Review the listing and copy each line that holds the word "растворе".

[START PROVIDED DATA]

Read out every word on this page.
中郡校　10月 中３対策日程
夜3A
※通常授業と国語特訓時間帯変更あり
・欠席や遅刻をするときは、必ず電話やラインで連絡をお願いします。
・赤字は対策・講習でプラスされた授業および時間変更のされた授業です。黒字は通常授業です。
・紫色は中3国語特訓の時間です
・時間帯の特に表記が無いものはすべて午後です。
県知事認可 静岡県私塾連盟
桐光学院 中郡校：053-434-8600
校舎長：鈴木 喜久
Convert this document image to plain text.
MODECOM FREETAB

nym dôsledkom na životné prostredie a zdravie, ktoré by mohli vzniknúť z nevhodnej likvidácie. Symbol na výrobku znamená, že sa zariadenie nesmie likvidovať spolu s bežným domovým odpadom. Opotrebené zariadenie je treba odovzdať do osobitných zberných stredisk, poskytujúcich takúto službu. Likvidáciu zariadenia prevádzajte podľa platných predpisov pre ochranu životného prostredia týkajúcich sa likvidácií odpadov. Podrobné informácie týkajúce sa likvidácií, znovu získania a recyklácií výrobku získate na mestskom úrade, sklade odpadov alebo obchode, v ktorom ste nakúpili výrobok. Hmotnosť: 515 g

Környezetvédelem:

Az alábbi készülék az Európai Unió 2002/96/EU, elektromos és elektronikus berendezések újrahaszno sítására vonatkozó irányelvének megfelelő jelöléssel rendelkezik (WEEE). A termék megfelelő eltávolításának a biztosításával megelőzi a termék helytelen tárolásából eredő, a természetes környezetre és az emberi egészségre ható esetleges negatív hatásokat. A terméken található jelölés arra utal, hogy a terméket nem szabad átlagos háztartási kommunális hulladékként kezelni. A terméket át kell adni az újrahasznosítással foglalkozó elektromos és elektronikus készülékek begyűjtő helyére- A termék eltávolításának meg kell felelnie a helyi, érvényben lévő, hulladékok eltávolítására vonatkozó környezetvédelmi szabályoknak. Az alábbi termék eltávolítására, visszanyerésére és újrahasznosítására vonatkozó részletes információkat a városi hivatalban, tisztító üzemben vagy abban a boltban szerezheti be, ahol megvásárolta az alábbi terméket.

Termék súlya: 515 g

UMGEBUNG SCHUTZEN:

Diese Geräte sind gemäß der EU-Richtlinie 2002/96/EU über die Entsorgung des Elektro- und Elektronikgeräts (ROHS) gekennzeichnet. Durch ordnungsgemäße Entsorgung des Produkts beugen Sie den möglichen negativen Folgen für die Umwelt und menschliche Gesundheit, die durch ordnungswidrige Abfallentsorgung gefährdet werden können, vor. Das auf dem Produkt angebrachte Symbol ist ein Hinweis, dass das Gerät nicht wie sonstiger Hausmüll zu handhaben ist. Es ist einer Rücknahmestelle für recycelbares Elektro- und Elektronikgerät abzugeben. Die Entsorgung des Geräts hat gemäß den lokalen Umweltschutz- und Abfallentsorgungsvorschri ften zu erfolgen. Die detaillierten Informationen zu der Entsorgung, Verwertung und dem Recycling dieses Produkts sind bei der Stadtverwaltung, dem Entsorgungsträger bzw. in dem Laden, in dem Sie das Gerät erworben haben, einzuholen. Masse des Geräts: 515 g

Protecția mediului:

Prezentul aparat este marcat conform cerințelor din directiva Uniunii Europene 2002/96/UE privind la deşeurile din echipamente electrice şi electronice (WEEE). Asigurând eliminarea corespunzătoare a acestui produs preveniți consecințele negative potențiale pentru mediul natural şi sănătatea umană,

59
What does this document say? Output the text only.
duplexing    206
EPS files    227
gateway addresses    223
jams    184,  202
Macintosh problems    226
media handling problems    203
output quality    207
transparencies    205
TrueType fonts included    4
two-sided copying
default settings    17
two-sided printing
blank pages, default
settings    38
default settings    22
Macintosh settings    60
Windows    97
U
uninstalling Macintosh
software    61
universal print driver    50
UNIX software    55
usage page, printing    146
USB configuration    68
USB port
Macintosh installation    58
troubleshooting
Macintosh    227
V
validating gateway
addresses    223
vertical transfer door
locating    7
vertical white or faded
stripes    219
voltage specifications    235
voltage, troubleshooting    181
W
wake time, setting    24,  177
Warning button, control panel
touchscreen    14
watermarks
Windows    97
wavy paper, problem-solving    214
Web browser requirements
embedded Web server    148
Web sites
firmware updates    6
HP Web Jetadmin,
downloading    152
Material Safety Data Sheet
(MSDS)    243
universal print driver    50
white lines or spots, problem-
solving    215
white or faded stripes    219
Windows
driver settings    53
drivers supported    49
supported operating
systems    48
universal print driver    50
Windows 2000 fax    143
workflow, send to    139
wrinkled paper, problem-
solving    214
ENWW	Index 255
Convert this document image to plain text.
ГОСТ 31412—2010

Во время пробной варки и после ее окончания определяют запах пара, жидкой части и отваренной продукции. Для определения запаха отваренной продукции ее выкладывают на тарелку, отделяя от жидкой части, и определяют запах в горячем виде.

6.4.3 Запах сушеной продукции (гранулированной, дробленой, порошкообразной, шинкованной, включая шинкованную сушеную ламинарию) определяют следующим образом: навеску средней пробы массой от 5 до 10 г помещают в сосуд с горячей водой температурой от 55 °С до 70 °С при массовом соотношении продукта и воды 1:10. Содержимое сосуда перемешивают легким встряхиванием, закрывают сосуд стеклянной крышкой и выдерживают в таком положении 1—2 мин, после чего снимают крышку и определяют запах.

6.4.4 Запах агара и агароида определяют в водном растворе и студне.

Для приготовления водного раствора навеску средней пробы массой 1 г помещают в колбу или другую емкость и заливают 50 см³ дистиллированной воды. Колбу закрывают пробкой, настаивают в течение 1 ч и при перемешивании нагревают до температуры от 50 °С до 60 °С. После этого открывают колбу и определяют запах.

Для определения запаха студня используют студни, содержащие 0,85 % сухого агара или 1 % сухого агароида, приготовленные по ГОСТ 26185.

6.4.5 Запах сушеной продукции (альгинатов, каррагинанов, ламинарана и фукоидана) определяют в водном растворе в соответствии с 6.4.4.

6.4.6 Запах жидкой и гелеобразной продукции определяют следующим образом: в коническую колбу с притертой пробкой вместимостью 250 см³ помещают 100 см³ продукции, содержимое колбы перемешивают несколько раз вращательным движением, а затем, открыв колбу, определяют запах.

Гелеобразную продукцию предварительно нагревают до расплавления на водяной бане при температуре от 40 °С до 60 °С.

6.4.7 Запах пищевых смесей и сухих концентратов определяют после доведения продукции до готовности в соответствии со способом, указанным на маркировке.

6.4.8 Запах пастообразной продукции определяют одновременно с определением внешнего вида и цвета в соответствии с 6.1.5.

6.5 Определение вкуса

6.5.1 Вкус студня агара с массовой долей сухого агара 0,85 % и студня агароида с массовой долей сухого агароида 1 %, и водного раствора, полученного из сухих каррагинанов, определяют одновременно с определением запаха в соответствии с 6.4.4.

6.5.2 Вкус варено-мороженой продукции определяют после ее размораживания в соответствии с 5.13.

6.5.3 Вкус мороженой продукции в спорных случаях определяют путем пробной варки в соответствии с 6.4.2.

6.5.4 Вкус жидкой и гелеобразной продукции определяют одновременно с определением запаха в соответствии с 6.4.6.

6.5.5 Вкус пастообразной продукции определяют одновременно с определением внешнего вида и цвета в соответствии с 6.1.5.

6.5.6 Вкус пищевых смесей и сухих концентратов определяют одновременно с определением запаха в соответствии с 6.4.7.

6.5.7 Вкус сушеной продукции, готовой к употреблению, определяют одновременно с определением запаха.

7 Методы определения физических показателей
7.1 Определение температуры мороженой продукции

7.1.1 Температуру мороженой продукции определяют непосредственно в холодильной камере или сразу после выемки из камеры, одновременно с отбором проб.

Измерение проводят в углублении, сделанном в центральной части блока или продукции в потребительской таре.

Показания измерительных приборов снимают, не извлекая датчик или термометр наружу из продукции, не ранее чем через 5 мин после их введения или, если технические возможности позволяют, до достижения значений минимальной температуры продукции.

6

[END PROVIDED DATA]

■ **COMPLETED TASK**
6.4.4 Запах агара и агароида определяют в водном растворе и студне.
6.4.5 Запах сушеной продукции (альгинатов, каррагинанов, ламинарана и фукоидана) определяют в водном растворе в соответствии с 6.4.4.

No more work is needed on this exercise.